Problem requirements
Repeat the material from the line with "Point bbox=[390, 155, 405, 160]" up to and including the line with "Point bbox=[596, 67, 611, 72]", word for word.

— begin Data for processing —

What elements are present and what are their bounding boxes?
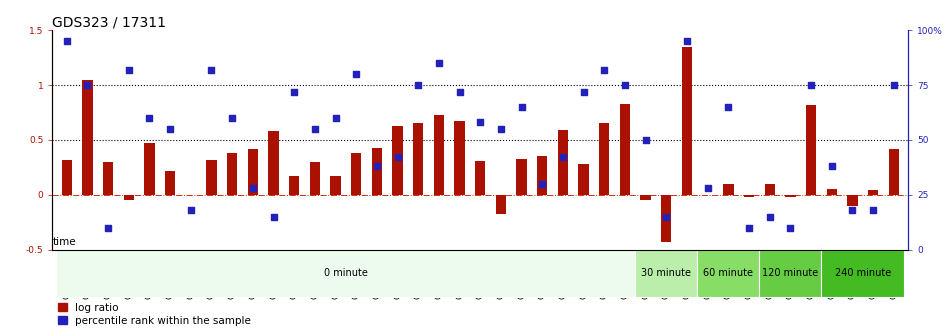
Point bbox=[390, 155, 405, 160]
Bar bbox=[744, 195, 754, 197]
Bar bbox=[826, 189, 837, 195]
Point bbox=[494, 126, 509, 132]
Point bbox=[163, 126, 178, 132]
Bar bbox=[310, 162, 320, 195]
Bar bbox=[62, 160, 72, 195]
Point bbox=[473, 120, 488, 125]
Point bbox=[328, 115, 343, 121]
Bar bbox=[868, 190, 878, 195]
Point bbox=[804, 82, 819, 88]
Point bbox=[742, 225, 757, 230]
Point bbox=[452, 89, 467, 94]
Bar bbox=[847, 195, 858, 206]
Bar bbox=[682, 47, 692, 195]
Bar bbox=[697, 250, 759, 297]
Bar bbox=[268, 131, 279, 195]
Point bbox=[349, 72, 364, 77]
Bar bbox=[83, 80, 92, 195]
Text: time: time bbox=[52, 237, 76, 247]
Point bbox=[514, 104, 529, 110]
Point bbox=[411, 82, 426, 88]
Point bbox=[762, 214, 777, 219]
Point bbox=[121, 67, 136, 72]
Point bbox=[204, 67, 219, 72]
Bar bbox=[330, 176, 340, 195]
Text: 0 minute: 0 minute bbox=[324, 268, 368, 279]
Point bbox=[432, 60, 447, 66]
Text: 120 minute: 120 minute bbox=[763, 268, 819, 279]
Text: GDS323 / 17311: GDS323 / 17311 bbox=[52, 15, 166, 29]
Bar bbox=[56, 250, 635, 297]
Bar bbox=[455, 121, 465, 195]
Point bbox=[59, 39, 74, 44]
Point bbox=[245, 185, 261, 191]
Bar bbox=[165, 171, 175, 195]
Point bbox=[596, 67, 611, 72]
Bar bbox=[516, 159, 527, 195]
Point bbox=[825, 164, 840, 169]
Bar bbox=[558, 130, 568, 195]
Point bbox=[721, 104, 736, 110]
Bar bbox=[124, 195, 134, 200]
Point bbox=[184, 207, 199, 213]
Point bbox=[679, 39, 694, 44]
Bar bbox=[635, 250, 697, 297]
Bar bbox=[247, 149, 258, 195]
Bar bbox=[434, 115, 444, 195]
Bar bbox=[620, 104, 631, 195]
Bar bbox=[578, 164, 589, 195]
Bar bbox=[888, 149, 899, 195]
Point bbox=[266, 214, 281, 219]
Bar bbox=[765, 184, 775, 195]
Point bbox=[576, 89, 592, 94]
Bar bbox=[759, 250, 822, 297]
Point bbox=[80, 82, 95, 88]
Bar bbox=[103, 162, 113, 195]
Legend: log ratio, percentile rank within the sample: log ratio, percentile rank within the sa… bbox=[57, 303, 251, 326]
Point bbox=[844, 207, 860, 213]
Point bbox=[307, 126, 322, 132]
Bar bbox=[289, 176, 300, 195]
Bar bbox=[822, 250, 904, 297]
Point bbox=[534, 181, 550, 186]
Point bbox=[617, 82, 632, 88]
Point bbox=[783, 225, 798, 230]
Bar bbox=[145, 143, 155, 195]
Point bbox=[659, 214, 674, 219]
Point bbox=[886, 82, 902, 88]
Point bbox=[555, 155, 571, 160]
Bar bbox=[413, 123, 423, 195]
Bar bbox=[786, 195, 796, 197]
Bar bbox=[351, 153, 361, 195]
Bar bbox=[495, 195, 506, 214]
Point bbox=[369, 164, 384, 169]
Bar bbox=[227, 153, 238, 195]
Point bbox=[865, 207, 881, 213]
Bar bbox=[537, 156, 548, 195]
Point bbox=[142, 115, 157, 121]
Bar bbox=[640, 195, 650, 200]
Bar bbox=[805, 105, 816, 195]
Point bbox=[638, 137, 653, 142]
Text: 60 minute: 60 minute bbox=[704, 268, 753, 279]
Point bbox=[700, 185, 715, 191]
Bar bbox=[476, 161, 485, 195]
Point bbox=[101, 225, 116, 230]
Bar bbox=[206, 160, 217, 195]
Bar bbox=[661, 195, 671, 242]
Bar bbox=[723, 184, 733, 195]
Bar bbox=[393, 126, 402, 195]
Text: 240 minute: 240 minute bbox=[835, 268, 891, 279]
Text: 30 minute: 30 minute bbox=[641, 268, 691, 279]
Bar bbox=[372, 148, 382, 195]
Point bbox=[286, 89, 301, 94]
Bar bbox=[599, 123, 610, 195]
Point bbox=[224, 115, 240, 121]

— end Data for processing —
— begin Data for processing —

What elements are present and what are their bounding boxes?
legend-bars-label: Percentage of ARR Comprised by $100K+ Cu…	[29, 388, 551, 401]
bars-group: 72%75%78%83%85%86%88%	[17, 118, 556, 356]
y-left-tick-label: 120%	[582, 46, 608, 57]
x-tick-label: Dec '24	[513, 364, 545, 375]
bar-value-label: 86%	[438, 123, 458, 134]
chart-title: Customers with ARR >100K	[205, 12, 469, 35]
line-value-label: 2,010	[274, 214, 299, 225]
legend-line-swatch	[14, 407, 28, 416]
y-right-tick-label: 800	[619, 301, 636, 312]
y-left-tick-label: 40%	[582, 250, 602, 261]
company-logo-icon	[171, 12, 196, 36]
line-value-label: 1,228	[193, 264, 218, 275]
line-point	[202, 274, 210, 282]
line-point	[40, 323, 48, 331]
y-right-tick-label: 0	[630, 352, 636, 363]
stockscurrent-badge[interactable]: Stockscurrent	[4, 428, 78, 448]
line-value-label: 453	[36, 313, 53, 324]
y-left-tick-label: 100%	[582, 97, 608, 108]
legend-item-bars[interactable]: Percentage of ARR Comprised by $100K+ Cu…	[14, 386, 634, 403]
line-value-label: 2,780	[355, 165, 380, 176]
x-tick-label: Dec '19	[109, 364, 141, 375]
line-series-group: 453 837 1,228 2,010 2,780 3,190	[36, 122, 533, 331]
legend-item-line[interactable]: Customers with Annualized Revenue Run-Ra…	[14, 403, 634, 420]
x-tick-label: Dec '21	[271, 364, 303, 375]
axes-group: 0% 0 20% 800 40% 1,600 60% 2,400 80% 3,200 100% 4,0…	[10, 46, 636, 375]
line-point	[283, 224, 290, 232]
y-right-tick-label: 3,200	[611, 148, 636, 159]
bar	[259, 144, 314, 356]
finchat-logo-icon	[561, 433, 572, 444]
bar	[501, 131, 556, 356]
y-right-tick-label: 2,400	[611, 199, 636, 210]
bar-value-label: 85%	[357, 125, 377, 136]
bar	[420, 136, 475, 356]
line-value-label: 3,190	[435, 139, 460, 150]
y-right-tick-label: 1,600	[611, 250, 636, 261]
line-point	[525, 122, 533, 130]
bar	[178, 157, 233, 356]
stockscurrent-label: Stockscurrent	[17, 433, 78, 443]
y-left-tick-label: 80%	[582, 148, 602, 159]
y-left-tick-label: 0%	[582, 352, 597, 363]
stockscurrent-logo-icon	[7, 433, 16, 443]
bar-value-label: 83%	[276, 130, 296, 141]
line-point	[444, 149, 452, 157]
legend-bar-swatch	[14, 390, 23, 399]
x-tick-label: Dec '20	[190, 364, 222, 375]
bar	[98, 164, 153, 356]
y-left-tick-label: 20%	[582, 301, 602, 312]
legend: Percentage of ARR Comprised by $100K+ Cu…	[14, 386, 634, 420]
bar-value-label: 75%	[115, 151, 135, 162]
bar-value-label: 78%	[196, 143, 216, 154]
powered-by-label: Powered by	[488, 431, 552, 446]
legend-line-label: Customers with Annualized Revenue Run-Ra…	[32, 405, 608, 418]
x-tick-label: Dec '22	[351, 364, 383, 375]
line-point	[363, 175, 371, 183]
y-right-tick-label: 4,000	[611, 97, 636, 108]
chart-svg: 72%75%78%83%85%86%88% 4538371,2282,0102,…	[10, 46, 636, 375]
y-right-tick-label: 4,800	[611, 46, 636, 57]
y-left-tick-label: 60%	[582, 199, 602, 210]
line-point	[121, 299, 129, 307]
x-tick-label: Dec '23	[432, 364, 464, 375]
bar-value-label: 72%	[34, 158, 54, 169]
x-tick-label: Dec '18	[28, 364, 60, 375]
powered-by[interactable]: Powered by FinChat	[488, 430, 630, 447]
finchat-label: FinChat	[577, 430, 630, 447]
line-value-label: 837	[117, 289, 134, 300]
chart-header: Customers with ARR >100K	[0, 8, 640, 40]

— end Data for processing —

Complete output
Point bbox=[390, 155, 405, 160]
Bar bbox=[744, 195, 754, 197]
Bar bbox=[826, 189, 837, 195]
Point bbox=[494, 126, 509, 132]
Point bbox=[163, 126, 178, 132]
Bar bbox=[310, 162, 320, 195]
Bar bbox=[62, 160, 72, 195]
Point bbox=[473, 120, 488, 125]
Point bbox=[328, 115, 343, 121]
Bar bbox=[868, 190, 878, 195]
Point bbox=[804, 82, 819, 88]
Point bbox=[742, 225, 757, 230]
Point bbox=[452, 89, 467, 94]
Bar bbox=[847, 195, 858, 206]
Bar bbox=[682, 47, 692, 195]
Bar bbox=[697, 250, 759, 297]
Bar bbox=[268, 131, 279, 195]
Point bbox=[349, 72, 364, 77]
Bar bbox=[83, 80, 92, 195]
Text: time: time bbox=[52, 237, 76, 247]
Point bbox=[514, 104, 529, 110]
Point bbox=[411, 82, 426, 88]
Point bbox=[762, 214, 777, 219]
Point bbox=[121, 67, 136, 72]
Point bbox=[204, 67, 219, 72]
Bar bbox=[330, 176, 340, 195]
Text: 0 minute: 0 minute bbox=[324, 268, 368, 279]
Point bbox=[432, 60, 447, 66]
Text: 120 minute: 120 minute bbox=[763, 268, 819, 279]
Text: GDS323 / 17311: GDS323 / 17311 bbox=[52, 15, 166, 29]
Bar bbox=[56, 250, 635, 297]
Bar bbox=[455, 121, 465, 195]
Point bbox=[59, 39, 74, 44]
Point bbox=[245, 185, 261, 191]
Bar bbox=[165, 171, 175, 195]
Point bbox=[596, 67, 611, 72]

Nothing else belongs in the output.